**Records for processing:**

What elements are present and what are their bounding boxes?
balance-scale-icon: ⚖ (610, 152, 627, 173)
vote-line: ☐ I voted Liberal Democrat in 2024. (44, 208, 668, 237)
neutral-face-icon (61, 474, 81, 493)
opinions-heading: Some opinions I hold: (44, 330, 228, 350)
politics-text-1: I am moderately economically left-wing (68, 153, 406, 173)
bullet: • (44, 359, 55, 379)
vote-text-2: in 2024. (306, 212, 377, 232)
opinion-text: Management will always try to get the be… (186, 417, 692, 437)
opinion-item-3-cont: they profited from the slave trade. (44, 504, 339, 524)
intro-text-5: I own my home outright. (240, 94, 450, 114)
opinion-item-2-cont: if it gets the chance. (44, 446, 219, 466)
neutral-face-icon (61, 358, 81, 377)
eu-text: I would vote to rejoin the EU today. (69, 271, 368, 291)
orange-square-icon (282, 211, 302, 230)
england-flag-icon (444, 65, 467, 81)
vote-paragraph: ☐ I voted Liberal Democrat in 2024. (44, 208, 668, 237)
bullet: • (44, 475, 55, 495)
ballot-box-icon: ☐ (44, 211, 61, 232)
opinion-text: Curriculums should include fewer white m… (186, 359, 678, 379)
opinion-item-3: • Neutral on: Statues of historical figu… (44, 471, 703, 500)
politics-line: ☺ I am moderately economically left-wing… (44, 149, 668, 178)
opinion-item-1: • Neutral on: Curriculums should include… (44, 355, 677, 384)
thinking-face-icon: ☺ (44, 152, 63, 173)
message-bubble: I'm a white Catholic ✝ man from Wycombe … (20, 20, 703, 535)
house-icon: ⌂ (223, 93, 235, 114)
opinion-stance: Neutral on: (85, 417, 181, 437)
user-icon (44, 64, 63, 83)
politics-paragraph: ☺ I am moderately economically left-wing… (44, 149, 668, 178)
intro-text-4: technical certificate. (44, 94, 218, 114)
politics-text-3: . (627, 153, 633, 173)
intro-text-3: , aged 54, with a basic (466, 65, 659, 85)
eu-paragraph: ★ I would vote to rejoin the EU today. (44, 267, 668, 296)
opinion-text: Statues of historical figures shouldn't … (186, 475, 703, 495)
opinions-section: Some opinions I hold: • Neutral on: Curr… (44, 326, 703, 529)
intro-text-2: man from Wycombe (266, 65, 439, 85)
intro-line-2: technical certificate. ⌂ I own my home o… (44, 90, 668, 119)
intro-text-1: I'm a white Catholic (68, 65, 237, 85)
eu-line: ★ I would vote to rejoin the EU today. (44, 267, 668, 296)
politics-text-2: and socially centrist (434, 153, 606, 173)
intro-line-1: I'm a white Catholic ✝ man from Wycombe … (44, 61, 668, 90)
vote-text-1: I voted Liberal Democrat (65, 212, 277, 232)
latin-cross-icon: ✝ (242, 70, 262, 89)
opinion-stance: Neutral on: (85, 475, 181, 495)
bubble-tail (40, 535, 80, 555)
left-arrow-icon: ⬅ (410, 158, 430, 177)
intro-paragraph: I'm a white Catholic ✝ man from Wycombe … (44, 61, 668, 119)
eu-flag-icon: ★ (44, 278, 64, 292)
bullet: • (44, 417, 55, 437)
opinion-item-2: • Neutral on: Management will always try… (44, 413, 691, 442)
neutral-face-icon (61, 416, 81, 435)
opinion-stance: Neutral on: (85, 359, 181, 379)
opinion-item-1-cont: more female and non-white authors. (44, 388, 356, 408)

**Exercise directions:** Copy the listing word for word, from its first line down to and including the line with "opinion-text: Statues of".

**Solution to the problem:**
What elements are present and what are their bounding boxes?
balance-scale-icon: ⚖ (610, 152, 627, 173)
vote-line: ☐ I voted Liberal Democrat in 2024. (44, 208, 668, 237)
neutral-face-icon (61, 474, 81, 493)
opinions-heading: Some opinions I hold: (44, 330, 228, 350)
politics-text-1: I am moderately economically left-wing (68, 153, 406, 173)
bullet: • (44, 359, 55, 379)
vote-text-2: in 2024. (306, 212, 377, 232)
opinion-text: Management will always try to get the be… (186, 417, 692, 437)
opinion-item-3-cont: they profited from the slave trade. (44, 504, 339, 524)
intro-text-5: I own my home outright. (240, 94, 450, 114)
opinion-item-2-cont: if it gets the chance. (44, 446, 219, 466)
neutral-face-icon (61, 358, 81, 377)
eu-text: I would vote to rejoin the EU today. (69, 271, 368, 291)
orange-square-icon (282, 211, 302, 230)
england-flag-icon (444, 65, 467, 81)
vote-paragraph: ☐ I voted Liberal Democrat in 2024. (44, 208, 668, 237)
bullet: • (44, 475, 55, 495)
ballot-box-icon: ☐ (44, 211, 61, 232)
opinion-text: Curriculums should include fewer white m… (186, 359, 678, 379)
opinion-item-3: • Neutral on: Statues of historical figu… (44, 471, 703, 500)
politics-line: ☺ I am moderately economically left-wing… (44, 149, 668, 178)
opinion-item-1: • Neutral on: Curriculums should include… (44, 355, 677, 384)
thinking-face-icon: ☺ (44, 152, 63, 173)
message-bubble: I'm a white Catholic ✝ man from Wycombe … (20, 20, 703, 535)
house-icon: ⌂ (223, 93, 235, 114)
opinion-stance: Neutral on: (85, 417, 181, 437)
user-icon (44, 64, 63, 83)
politics-paragraph: ☺ I am moderately economically left-wing… (44, 149, 668, 178)
intro-text-4: technical certificate. (44, 94, 218, 114)
politics-text-3: . (627, 153, 633, 173)
intro-text-3: , aged 54, with a basic (466, 65, 659, 85)
eu-paragraph: ★ I would vote to rejoin the EU today. (44, 267, 668, 296)
opinion-text: Statues of historical figures shouldn't … (186, 475, 703, 495)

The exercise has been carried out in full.